(Lines of data)
[start]
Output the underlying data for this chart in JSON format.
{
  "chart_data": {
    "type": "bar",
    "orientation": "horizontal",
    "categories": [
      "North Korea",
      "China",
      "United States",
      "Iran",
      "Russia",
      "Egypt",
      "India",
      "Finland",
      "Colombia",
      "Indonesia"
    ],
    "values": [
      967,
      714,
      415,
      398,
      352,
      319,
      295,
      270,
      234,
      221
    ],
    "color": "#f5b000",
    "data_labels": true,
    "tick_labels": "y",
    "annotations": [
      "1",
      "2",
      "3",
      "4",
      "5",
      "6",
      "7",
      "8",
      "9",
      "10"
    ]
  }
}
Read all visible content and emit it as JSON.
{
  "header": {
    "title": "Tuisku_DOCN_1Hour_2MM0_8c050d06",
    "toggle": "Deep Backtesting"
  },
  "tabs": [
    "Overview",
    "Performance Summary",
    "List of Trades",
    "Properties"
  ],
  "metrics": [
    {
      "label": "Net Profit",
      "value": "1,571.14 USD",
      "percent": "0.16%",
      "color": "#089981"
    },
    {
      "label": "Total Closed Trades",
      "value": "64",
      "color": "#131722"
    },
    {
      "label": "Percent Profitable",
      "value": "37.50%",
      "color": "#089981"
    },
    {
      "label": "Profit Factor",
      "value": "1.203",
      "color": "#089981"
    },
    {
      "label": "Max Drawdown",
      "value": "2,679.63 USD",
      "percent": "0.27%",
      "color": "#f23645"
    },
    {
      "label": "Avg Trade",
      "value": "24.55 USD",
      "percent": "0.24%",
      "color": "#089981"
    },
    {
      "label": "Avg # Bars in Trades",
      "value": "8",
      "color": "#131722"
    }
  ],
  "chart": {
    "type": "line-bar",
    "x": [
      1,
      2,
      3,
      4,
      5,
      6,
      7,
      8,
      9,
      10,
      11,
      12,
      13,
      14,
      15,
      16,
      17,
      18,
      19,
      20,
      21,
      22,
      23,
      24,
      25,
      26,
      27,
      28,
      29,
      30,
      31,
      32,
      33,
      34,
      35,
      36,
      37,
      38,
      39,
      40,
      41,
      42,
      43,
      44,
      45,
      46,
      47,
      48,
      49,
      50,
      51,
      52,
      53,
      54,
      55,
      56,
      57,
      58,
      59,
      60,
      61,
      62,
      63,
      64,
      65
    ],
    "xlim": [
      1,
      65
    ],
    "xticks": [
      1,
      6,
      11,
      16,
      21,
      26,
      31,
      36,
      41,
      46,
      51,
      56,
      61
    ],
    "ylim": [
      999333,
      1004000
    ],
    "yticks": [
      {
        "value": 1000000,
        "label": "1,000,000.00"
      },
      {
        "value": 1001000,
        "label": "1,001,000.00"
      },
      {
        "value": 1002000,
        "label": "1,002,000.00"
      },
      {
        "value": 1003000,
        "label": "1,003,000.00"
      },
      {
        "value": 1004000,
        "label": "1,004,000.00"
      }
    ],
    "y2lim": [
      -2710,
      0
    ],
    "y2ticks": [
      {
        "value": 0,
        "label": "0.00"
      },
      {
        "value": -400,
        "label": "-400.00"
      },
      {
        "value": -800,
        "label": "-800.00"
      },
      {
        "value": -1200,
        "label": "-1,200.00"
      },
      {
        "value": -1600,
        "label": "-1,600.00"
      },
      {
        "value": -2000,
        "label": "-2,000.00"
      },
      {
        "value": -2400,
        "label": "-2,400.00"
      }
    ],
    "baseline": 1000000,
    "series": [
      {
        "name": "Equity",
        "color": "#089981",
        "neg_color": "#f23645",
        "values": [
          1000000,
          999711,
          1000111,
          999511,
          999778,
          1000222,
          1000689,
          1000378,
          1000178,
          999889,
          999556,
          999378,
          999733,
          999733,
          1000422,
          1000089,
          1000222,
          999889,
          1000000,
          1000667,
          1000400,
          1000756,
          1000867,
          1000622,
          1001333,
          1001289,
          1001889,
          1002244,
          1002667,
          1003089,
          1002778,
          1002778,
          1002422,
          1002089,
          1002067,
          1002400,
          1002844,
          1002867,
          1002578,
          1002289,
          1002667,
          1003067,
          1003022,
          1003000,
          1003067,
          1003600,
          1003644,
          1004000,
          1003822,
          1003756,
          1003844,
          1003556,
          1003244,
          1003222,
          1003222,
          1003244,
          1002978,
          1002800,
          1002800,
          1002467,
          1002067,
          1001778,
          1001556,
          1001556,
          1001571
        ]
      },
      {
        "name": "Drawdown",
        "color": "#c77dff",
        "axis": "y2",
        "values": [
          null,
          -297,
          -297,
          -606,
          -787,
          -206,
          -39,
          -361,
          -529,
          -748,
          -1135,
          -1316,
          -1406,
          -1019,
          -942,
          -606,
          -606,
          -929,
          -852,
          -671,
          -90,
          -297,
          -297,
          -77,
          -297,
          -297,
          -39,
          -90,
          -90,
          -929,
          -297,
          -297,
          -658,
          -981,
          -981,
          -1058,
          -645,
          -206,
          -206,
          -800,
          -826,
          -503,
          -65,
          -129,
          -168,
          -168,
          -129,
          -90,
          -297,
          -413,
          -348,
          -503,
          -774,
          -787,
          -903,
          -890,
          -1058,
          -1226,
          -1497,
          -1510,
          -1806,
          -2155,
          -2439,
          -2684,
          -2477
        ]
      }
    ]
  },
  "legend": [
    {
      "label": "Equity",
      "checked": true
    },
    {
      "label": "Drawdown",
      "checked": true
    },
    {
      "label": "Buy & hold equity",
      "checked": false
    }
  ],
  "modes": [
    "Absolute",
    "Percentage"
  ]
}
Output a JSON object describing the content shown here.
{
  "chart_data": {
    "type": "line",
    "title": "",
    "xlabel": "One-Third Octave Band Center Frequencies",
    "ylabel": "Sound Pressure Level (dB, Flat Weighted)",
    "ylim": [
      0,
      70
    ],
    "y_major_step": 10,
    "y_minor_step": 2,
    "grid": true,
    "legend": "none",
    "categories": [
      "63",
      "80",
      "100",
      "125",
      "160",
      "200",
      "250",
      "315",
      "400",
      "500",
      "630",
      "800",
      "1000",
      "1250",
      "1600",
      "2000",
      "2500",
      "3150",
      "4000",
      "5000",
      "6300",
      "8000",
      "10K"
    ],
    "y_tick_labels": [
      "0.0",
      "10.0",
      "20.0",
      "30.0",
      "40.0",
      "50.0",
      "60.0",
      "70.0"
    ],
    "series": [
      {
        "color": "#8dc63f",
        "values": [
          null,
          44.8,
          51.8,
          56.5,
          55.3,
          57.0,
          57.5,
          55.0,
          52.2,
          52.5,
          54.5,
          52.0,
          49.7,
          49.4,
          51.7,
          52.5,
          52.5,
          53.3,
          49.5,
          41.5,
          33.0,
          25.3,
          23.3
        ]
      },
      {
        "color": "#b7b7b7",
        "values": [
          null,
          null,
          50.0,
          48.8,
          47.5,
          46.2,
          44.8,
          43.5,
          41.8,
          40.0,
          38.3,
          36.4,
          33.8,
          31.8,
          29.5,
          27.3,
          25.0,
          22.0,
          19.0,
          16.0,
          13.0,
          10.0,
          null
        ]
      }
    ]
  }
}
[end]
WHAT YOU ARE ASKED TO DO — Transcribe the material above word for word.

REPLY —
Output the underlying data for this chart in JSON format.
{
  "chart_data": {
    "type": "bar",
    "orientation": "horizontal",
    "categories": [
      "North Korea",
      "China",
      "United States",
      "Iran",
      "Russia",
      "Egypt",
      "India",
      "Finland",
      "Colombia",
      "Indonesia"
    ],
    "values": [
      967,
      714,
      415,
      398,
      352,
      319,
      295,
      270,
      234,
      221
    ],
    "color": "#f5b000",
    "data_labels": true,
    "tick_labels": "y",
    "annotations": [
      "1",
      "2",
      "3",
      "4",
      "5",
      "6",
      "7",
      "8",
      "9",
      "10"
    ]
  }
}
Read all visible content and emit it as JSON.
{
  "header": {
    "title": "Tuisku_DOCN_1Hour_2MM0_8c050d06",
    "toggle": "Deep Backtesting"
  },
  "tabs": [
    "Overview",
    "Performance Summary",
    "List of Trades",
    "Properties"
  ],
  "metrics": [
    {
      "label": "Net Profit",
      "value": "1,571.14 USD",
      "percent": "0.16%",
      "color": "#089981"
    },
    {
      "label": "Total Closed Trades",
      "value": "64",
      "color": "#131722"
    },
    {
      "label": "Percent Profitable",
      "value": "37.50%",
      "color": "#089981"
    },
    {
      "label": "Profit Factor",
      "value": "1.203",
      "color": "#089981"
    },
    {
      "label": "Max Drawdown",
      "value": "2,679.63 USD",
      "percent": "0.27%",
      "color": "#f23645"
    },
    {
      "label": "Avg Trade",
      "value": "24.55 USD",
      "percent": "0.24%",
      "color": "#089981"
    },
    {
      "label": "Avg # Bars in Trades",
      "value": "8",
      "color": "#131722"
    }
  ],
  "chart": {
    "type": "line-bar",
    "x": [
      1,
      2,
      3,
      4,
      5,
      6,
      7,
      8,
      9,
      10,
      11,
      12,
      13,
      14,
      15,
      16,
      17,
      18,
      19,
      20,
      21,
      22,
      23,
      24,
      25,
      26,
      27,
      28,
      29,
      30,
      31,
      32,
      33,
      34,
      35,
      36,
      37,
      38,
      39,
      40,
      41,
      42,
      43,
      44,
      45,
      46,
      47,
      48,
      49,
      50,
      51,
      52,
      53,
      54,
      55,
      56,
      57,
      58,
      59,
      60,
      61,
      62,
      63,
      64,
      65
    ],
    "xlim": [
      1,
      65
    ],
    "xticks": [
      1,
      6,
      11,
      16,
      21,
      26,
      31,
      36,
      41,
      46,
      51,
      56,
      61
    ],
    "ylim": [
      999333,
      1004000
    ],
    "yticks": [
      {
        "value": 1000000,
        "label": "1,000,000.00"
      },
      {
        "value": 1001000,
        "label": "1,001,000.00"
      },
      {
        "value": 1002000,
        "label": "1,002,000.00"
      },
      {
        "value": 1003000,
        "label": "1,003,000.00"
      },
      {
        "value": 1004000,
        "label": "1,004,000.00"
      }
    ],
    "y2lim": [
      -2710,
      0
    ],
    "y2ticks": [
      {
        "value": 0,
        "label": "0.00"
      },
      {
        "value": -400,
        "label": "-400.00"
      },
      {
        "value": -800,
        "label": "-800.00"
      },
      {
        "value": -1200,
        "label": "-1,200.00"
      },
      {
        "value": -1600,
        "label": "-1,600.00"
      },
      {
        "value": -2000,
        "label": "-2,000.00"
      },
      {
        "value": -2400,
        "label": "-2,400.00"
      }
    ],
    "baseline": 1000000,
    "series": [
      {
        "name": "Equity",
        "color": "#089981",
        "neg_color": "#f23645",
        "values": [
          1000000,
          999711,
          1000111,
          999511,
          999778,
          1000222,
          1000689,
          1000378,
          1000178,
          999889,
          999556,
          999378,
          999733,
          999733,
          1000422,
          1000089,
          1000222,
          999889,
          1000000,
          1000667,
          1000400,
          1000756,
          1000867,
          1000622,
          1001333,
          1001289,
          1001889,
          1002244,
          1002667,
          1003089,
          1002778,
          1002778,
          1002422,
          1002089,
          1002067,
          1002400,
          1002844,
          1002867,
          1002578,
          1002289,
          1002667,
          1003067,
          1003022,
          1003000,
          1003067,
          1003600,
          1003644,
          1004000,
          1003822,
          1003756,
          1003844,
          1003556,
          1003244,
          1003222,
          1003222,
          1003244,
          1002978,
          1002800,
          1002800,
          1002467,
          1002067,
          1001778,
          1001556,
          1001556,
          1001571
        ]
      },
      {
        "name": "Drawdown",
        "color": "#c77dff",
        "axis": "y2",
        "values": [
          null,
          -297,
          -297,
          -606,
          -787,
          -206,
          -39,
          -361,
          -529,
          -748,
          -1135,
          -1316,
          -1406,
          -1019,
          -942,
          -606,
          -606,
          -929,
          -852,
          -671,
          -90,
          -297,
          -297,
          -77,
          -297,
          -297,
          -39,
          -90,
          -90,
          -929,
          -297,
          -297,
          -658,
          -981,
          -981,
          -1058,
          -645,
          -206,
          -206,
          -800,
          -826,
          -503,
          -65,
          -129,
          -168,
          -168,
          -129,
          -90,
          -297,
          -413,
          -348,
          -503,
          -774,
          -787,
          -903,
          -890,
          -1058,
          -1226,
          -1497,
          -1510,
          -1806,
          -2155,
          -2439,
          -2684,
          -2477
        ]
      }
    ]
  },
  "legend": [
    {
      "label": "Equity",
      "checked": true
    },
    {
      "label": "Drawdown",
      "checked": true
    },
    {
      "label": "Buy & hold equity",
      "checked": false
    }
  ],
  "modes": [
    "Absolute",
    "Percentage"
  ]
}
Output a JSON object describing the content shown here.
{
  "chart_data": {
    "type": "line",
    "title": "",
    "xlabel": "One-Third Octave Band Center Frequencies",
    "ylabel": "Sound Pressure Level (dB, Flat Weighted)",
    "ylim": [
      0,
      70
    ],
    "y_major_step": 10,
    "y_minor_step": 2,
    "grid": true,
    "legend": "none",
    "categories": [
      "63",
      "80",
      "100",
      "125",
      "160",
      "200",
      "250",
      "315",
      "400",
      "500",
      "630",
      "800",
      "1000",
      "1250",
      "1600",
      "2000",
      "2500",
      "3150",
      "4000",
      "5000",
      "6300",
      "8000",
      "10K"
    ],
    "y_tick_labels": [
      "0.0",
      "10.0",
      "20.0",
      "30.0",
      "40.0",
      "50.0",
      "60.0",
      "70.0"
    ],
    "series": [
      {
        "color": "#8dc63f",
        "values": [
          null,
          44.8,
          51.8,
          56.5,
          55.3,
          57.0,
          57.5,
          55.0,
          52.2,
          52.5,
          54.5,
          52.0,
          49.7,
          49.4,
          51.7,
          52.5,
          52.5,
          53.3,
          49.5,
          41.5,
          33.0,
          25.3,
          23.3
        ]
      },
      {
        "color": "#b7b7b7",
        "values": [
          null,
          null,
          50.0,
          48.8,
          47.5,
          46.2,
          44.8,
          43.5,
          41.8,
          40.0,
          38.3,
          36.4,
          33.8,
          31.8,
          29.5,
          27.3,
          25.0,
          22.0,
          19.0,
          16.0,
          13.0,
          10.0,
          null
        ]
      }
    ]
  }
}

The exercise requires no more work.